WRITTEN INSTRUCTION: Please quote every line word for word.

Extracts from a graphics dataset
════════════════
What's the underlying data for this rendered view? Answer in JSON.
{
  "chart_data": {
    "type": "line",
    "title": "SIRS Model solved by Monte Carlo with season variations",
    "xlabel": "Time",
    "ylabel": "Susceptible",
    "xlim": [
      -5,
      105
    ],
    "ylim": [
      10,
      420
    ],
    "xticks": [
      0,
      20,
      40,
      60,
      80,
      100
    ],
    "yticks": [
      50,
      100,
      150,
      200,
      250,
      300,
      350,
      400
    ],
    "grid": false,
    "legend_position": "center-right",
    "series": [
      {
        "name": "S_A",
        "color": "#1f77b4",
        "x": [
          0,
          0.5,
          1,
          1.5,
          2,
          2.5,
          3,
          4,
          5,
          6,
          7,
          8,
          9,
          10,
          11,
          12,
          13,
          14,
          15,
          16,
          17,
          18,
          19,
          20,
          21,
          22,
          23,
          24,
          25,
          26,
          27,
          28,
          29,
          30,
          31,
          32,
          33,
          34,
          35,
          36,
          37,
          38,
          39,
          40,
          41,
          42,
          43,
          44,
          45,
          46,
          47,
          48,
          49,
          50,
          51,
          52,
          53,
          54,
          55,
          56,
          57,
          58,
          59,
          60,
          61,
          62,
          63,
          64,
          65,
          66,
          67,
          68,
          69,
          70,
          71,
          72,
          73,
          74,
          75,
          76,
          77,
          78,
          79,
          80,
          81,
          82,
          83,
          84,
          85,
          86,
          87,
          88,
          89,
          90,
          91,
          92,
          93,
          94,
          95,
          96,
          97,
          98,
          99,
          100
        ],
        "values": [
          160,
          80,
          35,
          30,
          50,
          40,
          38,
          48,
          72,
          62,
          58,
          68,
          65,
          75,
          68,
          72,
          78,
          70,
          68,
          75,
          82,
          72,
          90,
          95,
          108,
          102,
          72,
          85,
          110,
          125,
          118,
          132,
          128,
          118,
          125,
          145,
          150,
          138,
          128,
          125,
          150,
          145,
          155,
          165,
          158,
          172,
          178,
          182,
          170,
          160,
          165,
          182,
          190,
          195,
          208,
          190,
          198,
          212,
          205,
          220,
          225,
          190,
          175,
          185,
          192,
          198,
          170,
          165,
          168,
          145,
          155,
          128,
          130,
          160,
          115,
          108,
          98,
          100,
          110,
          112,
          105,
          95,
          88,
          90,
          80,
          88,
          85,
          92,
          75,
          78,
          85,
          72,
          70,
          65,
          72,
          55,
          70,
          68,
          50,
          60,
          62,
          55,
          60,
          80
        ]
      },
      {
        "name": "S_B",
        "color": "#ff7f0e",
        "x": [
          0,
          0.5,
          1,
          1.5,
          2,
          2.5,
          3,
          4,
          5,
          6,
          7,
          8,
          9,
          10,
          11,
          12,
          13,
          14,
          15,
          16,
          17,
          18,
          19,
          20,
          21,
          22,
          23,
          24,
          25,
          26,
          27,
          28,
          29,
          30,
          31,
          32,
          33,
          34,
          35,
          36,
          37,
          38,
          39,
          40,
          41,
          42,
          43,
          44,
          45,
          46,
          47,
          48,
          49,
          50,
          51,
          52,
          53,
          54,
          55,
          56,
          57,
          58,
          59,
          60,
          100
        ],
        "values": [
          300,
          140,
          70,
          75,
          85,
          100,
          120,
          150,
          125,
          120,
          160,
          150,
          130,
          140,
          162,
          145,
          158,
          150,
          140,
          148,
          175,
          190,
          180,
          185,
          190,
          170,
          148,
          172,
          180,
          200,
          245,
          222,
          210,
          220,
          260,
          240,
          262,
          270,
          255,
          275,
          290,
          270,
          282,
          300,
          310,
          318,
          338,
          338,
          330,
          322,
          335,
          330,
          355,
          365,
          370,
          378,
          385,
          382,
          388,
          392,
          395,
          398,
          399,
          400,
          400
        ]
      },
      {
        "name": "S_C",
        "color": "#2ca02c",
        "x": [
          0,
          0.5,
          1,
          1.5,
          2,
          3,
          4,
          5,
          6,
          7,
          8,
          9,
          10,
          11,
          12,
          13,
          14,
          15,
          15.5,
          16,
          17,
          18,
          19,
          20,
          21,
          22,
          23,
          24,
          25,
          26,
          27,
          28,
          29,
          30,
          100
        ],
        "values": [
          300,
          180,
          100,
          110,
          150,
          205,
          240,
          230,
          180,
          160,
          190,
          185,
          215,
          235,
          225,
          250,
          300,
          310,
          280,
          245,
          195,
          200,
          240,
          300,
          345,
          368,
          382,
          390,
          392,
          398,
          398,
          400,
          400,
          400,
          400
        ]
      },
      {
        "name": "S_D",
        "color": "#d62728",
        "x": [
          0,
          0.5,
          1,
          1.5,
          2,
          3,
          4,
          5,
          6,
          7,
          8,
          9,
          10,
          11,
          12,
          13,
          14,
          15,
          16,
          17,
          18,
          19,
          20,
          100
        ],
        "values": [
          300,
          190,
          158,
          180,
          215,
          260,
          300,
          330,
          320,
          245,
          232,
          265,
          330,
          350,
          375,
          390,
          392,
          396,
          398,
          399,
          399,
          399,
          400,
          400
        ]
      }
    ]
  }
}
════════════════
COMPLETE ANSWER:
What's the underlying data for this rendered view? Answer in JSON.
{
  "chart_data": {
    "type": "line",
    "title": "SIRS Model solved by Monte Carlo with season variations",
    "xlabel": "Time",
    "ylabel": "Susceptible",
    "xlim": [
      -5,
      105
    ],
    "ylim": [
      10,
      420
    ],
    "xticks": [
      0,
      20,
      40,
      60,
      80,
      100
    ],
    "yticks": [
      50,
      100,
      150,
      200,
      250,
      300,
      350,
      400
    ],
    "grid": false,
    "legend_position": "center-right",
    "series": [
      {
        "name": "S_A",
        "color": "#1f77b4",
        "x": [
          0,
          0.5,
          1,
          1.5,
          2,
          2.5,
          3,
          4,
          5,
          6,
          7,
          8,
          9,
          10,
          11,
          12,
          13,
          14,
          15,
          16,
          17,
          18,
          19,
          20,
          21,
          22,
          23,
          24,
          25,
          26,
          27,
          28,
          29,
          30,
          31,
          32,
          33,
          34,
          35,
          36,
          37,
          38,
          39,
          40,
          41,
          42,
          43,
          44,
          45,
          46,
          47,
          48,
          49,
          50,
          51,
          52,
          53,
          54,
          55,
          56,
          57,
          58,
          59,
          60,
          61,
          62,
          63,
          64,
          65,
          66,
          67,
          68,
          69,
          70,
          71,
          72,
          73,
          74,
          75,
          76,
          77,
          78,
          79,
          80,
          81,
          82,
          83,
          84,
          85,
          86,
          87,
          88,
          89,
          90,
          91,
          92,
          93,
          94,
          95,
          96,
          97,
          98,
          99,
          100
        ],
        "values": [
          160,
          80,
          35,
          30,
          50,
          40,
          38,
          48,
          72,
          62,
          58,
          68,
          65,
          75,
          68,
          72,
          78,
          70,
          68,
          75,
          82,
          72,
          90,
          95,
          108,
          102,
          72,
          85,
          110,
          125,
          118,
          132,
          128,
          118,
          125,
          145,
          150,
          138,
          128,
          125,
          150,
          145,
          155,
          165,
          158,
          172,
          178,
          182,
          170,
          160,
          165,
          182,
          190,
          195,
          208,
          190,
          198,
          212,
          205,
          220,
          225,
          190,
          175,
          185,
          192,
          198,
          170,
          165,
          168,
          145,
          155,
          128,
          130,
          160,
          115,
          108,
          98,
          100,
          110,
          112,
          105,
          95,
          88,
          90,
          80,
          88,
          85,
          92,
          75,
          78,
          85,
          72,
          70,
          65,
          72,
          55,
          70,
          68,
          50,
          60,
          62,
          55,
          60,
          80
        ]
      },
      {
        "name": "S_B",
        "color": "#ff7f0e",
        "x": [
          0,
          0.5,
          1,
          1.5,
          2,
          2.5,
          3,
          4,
          5,
          6,
          7,
          8,
          9,
          10,
          11,
          12,
          13,
          14,
          15,
          16,
          17,
          18,
          19,
          20,
          21,
          22,
          23,
          24,
          25,
          26,
          27,
          28,
          29,
          30,
          31,
          32,
          33,
          34,
          35,
          36,
          37,
          38,
          39,
          40,
          41,
          42,
          43,
          44,
          45,
          46,
          47,
          48,
          49,
          50,
          51,
          52,
          53,
          54,
          55,
          56,
          57,
          58,
          59,
          60,
          100
        ],
        "values": [
          300,
          140,
          70,
          75,
          85,
          100,
          120,
          150,
          125,
          120,
          160,
          150,
          130,
          140,
          162,
          145,
          158,
          150,
          140,
          148,
          175,
          190,
          180,
          185,
          190,
          170,
          148,
          172,
          180,
          200,
          245,
          222,
          210,
          220,
          260,
          240,
          262,
          270,
          255,
          275,
          290,
          270,
          282,
          300,
          310,
          318,
          338,
          338,
          330,
          322,
          335,
          330,
          355,
          365,
          370,
          378,
          385,
          382,
          388,
          392,
          395,
          398,
          399,
          400,
          400
        ]
      },
      {
        "name": "S_C",
        "color": "#2ca02c",
        "x": [
          0,
          0.5,
          1,
          1.5,
          2,
          3,
          4,
          5,
          6,
          7,
          8,
          9,
          10,
          11,
          12,
          13,
          14,
          15,
          15.5,
          16,
          17,
          18,
          19,
          20,
          21,
          22,
          23,
          24,
          25,
          26,
          27,
          28,
          29,
          30,
          100
        ],
        "values": [
          300,
          180,
          100,
          110,
          150,
          205,
          240,
          230,
          180,
          160,
          190,
          185,
          215,
          235,
          225,
          250,
          300,
          310,
          280,
          245,
          195,
          200,
          240,
          300,
          345,
          368,
          382,
          390,
          392,
          398,
          398,
          400,
          400,
          400,
          400
        ]
      },
      {
        "name": "S_D",
        "color": "#d62728",
        "x": [
          0,
          0.5,
          1,
          1.5,
          2,
          3,
          4,
          5,
          6,
          7,
          8,
          9,
          10,
          11,
          12,
          13,
          14,
          15,
          16,
          17,
          18,
          19,
          20,
          100
        ],
        "values": [
          300,
          190,
          158,
          180,
          215,
          260,
          300,
          330,
          320,
          245,
          232,
          265,
          330,
          350,
          375,
          390,
          392,
          396,
          398,
          399,
          399,
          399,
          400,
          400
        ]
      }
    ]
  }
}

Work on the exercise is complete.